+++ Available records +++

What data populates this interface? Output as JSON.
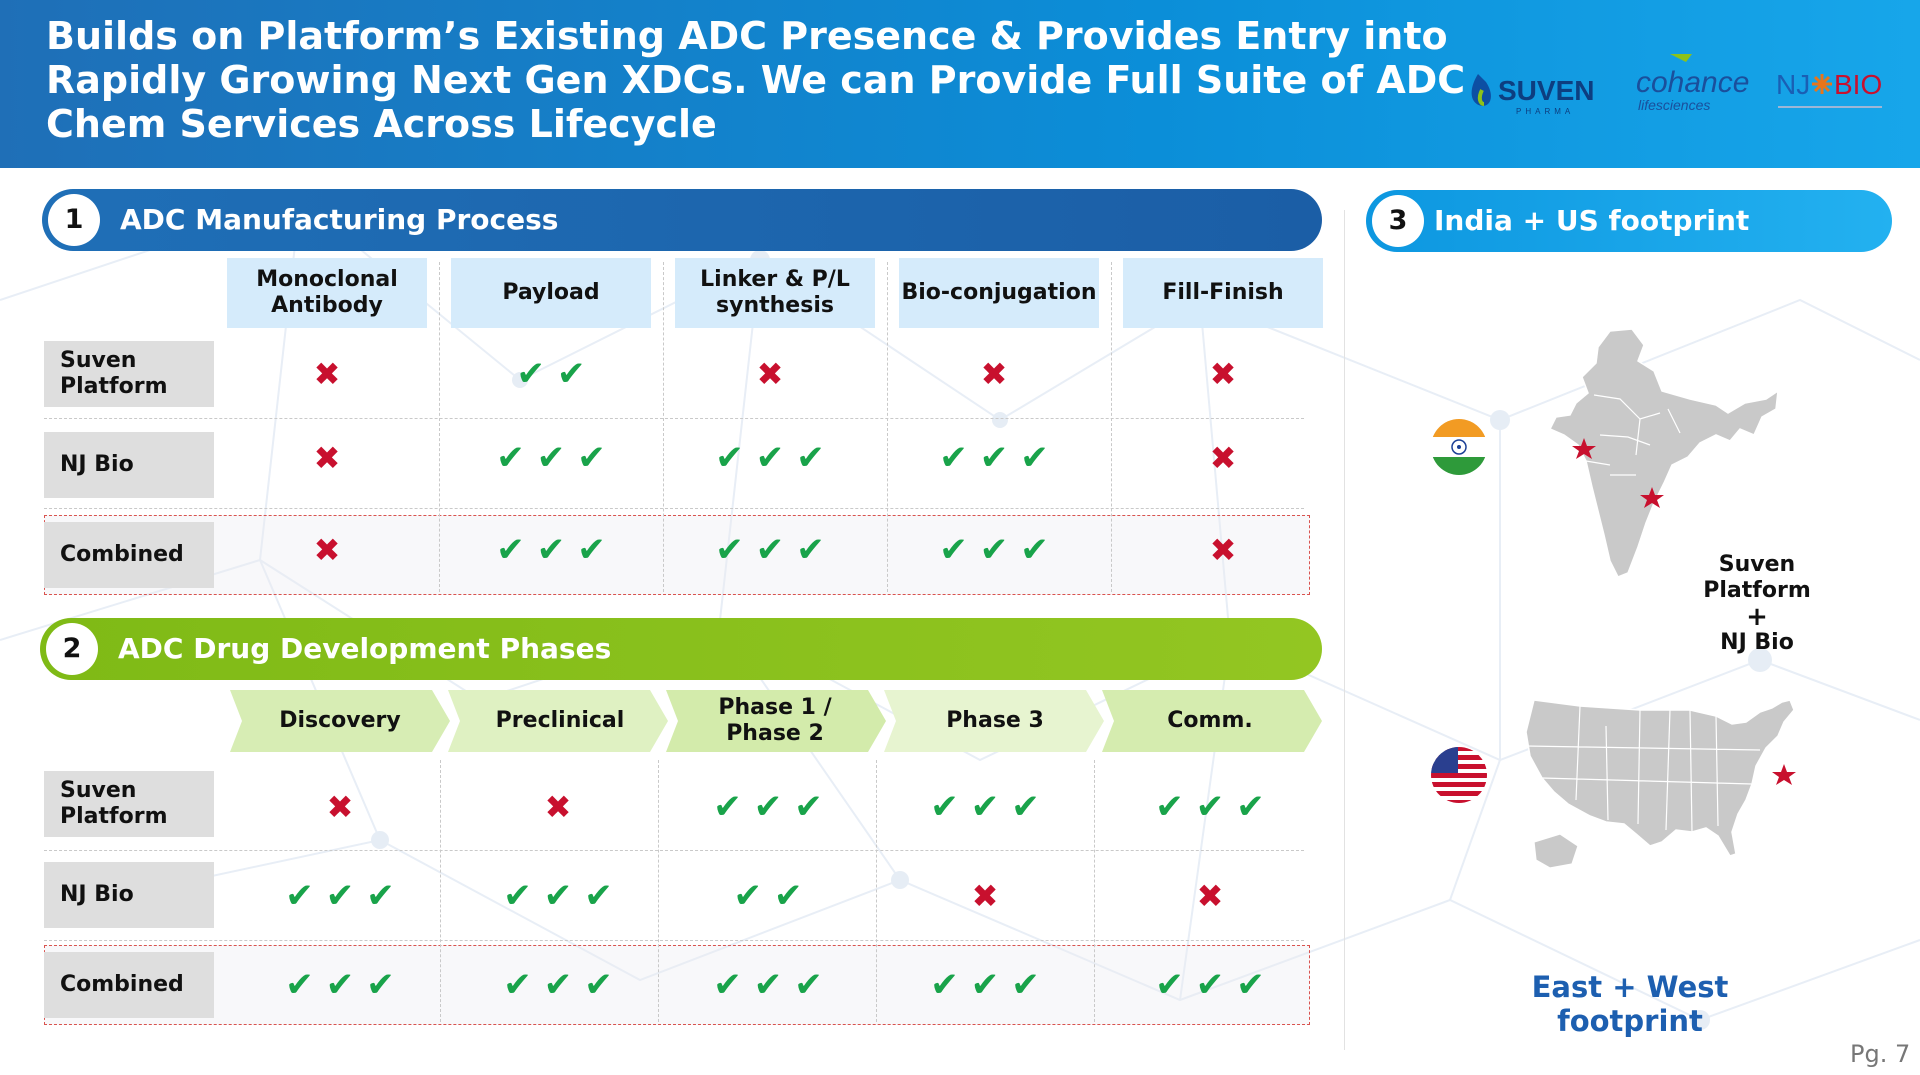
{
  "header": {
    "title_lines": [
      "Builds on Platform’s Existing ADC Presence &  Provides Entry into",
      "Rapidly Growing Next Gen XDCs. We can Provide Full Suite of ADC",
      "Chem Services Across Lifecycle"
    ],
    "logos": {
      "suven": "SUVEN",
      "suven_sub": "PHARMA",
      "cohance": "cohance",
      "cohance_sub": "lifesciences",
      "njbio_left": "NJ",
      "njbio_right": "BIO"
    }
  },
  "section1": {
    "number": "1",
    "title": "ADC Manufacturing Process",
    "columns": [
      "Monoclonal Antibody",
      "Payload",
      "Linker & P/L synthesis",
      "Bio-conjugation",
      "Fill-Finish"
    ],
    "rows": [
      {
        "label": "Suven Platform",
        "cells": [
          0,
          2,
          0,
          0,
          0
        ]
      },
      {
        "label": "NJ Bio",
        "cells": [
          0,
          3,
          3,
          3,
          0
        ]
      },
      {
        "label": "Combined",
        "cells": [
          0,
          3,
          3,
          3,
          0
        ]
      }
    ]
  },
  "section2": {
    "number": "2",
    "title": "ADC Drug Development Phases",
    "columns": [
      "Discovery",
      "Preclinical",
      "Phase 1 / Phase 2",
      "Phase 3",
      "Comm."
    ],
    "rows": [
      {
        "label": "Suven Platform",
        "cells": [
          0,
          0,
          3,
          3,
          3
        ]
      },
      {
        "label": "NJ Bio",
        "cells": [
          3,
          3,
          2,
          0,
          0
        ]
      },
      {
        "label": "Combined",
        "cells": [
          3,
          3,
          3,
          3,
          3
        ]
      }
    ]
  },
  "section3": {
    "number": "3",
    "title": "India + US footprint",
    "combined_line1": "Suven",
    "combined_line2": "Platform",
    "combined_plus": "+",
    "combined_line3": "NJ Bio",
    "east_west": "East + West footprint"
  },
  "legend": {
    "check_symbol": "✔",
    "cross_symbol": "✖"
  },
  "colors": {
    "check": "#19a34a",
    "cross": "#c8102e",
    "section1": "#1f6fb7",
    "section2": "#8cc21a",
    "section3": "#12a3e8"
  },
  "page_number": "Pg. 7"
}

+++

*Problem*: Leaving out the pictures, repeat all of the entries exactly.

*Answer box*:
What data populates this interface? Output as JSON.
{
  "header": {
    "title_lines": [
      "Builds on Platform’s Existing ADC Presence &  Provides Entry into",
      "Rapidly Growing Next Gen XDCs. We can Provide Full Suite of ADC",
      "Chem Services Across Lifecycle"
    ],
    "logos": {
      "suven": "SUVEN",
      "suven_sub": "PHARMA",
      "cohance": "cohance",
      "cohance_sub": "lifesciences",
      "njbio_left": "NJ",
      "njbio_right": "BIO"
    }
  },
  "section1": {
    "number": "1",
    "title": "ADC Manufacturing Process",
    "columns": [
      "Monoclonal Antibody",
      "Payload",
      "Linker & P/L synthesis",
      "Bio-conjugation",
      "Fill-Finish"
    ],
    "rows": [
      {
        "label": "Suven Platform",
        "cells": [
          0,
          2,
          0,
          0,
          0
        ]
      },
      {
        "label": "NJ Bio",
        "cells": [
          0,
          3,
          3,
          3,
          0
        ]
      },
      {
        "label": "Combined",
        "cells": [
          0,
          3,
          3,
          3,
          0
        ]
      }
    ]
  },
  "section2": {
    "number": "2",
    "title": "ADC Drug Development Phases",
    "columns": [
      "Discovery",
      "Preclinical",
      "Phase 1 / Phase 2",
      "Phase 3",
      "Comm."
    ],
    "rows": [
      {
        "label": "Suven Platform",
        "cells": [
          0,
          0,
          3,
          3,
          3
        ]
      },
      {
        "label": "NJ Bio",
        "cells": [
          3,
          3,
          2,
          0,
          0
        ]
      },
      {
        "label": "Combined",
        "cells": [
          3,
          3,
          3,
          3,
          3
        ]
      }
    ]
  },
  "section3": {
    "number": "3",
    "title": "India + US footprint",
    "combined_line1": "Suven",
    "combined_line2": "Platform",
    "combined_plus": "+",
    "combined_line3": "NJ Bio",
    "east_west": "East + West footprint"
  },
  "legend": {
    "check_symbol": "✔",
    "cross_symbol": "✖"
  },
  "colors": {
    "check": "#19a34a",
    "cross": "#c8102e",
    "section1": "#1f6fb7",
    "section2": "#8cc21a",
    "section3": "#12a3e8"
  },
  "page_number": "Pg. 7"
}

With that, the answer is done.